Exactly reproduce the lines that follow.

## START Extracted data

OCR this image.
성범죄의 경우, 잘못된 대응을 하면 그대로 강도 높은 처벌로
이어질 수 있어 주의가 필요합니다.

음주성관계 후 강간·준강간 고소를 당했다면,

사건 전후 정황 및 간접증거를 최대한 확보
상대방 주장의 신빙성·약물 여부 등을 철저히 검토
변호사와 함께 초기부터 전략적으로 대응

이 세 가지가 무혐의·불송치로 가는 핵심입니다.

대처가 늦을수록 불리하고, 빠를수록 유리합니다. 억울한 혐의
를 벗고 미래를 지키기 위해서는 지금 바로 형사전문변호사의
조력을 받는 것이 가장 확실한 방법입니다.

## END Extracted data

_Answer to this problem_
OCR this image.
성범죄의 경우, 잘못된 대응을 하면 그대로 강도 높은 처벌로
이어질 수 있어 주의가 필요합니다.

음주성관계 후 강간·준강간 고소를 당했다면,

사건 전후 정황 및 간접증거를 최대한 확보
상대방 주장의 신빙성·약물 여부 등을 철저히 검토
변호사와 함께 초기부터 전략적으로 대응

이 세 가지가 무혐의·불송치로 가는 핵심입니다.

대처가 늦을수록 불리하고, 빠를수록 유리합니다. 억울한 혐의
를 벗고 미래를 지키기 위해서는 지금 바로 형사전문변호사의
조력을 받는 것이 가장 확실한 방법입니다.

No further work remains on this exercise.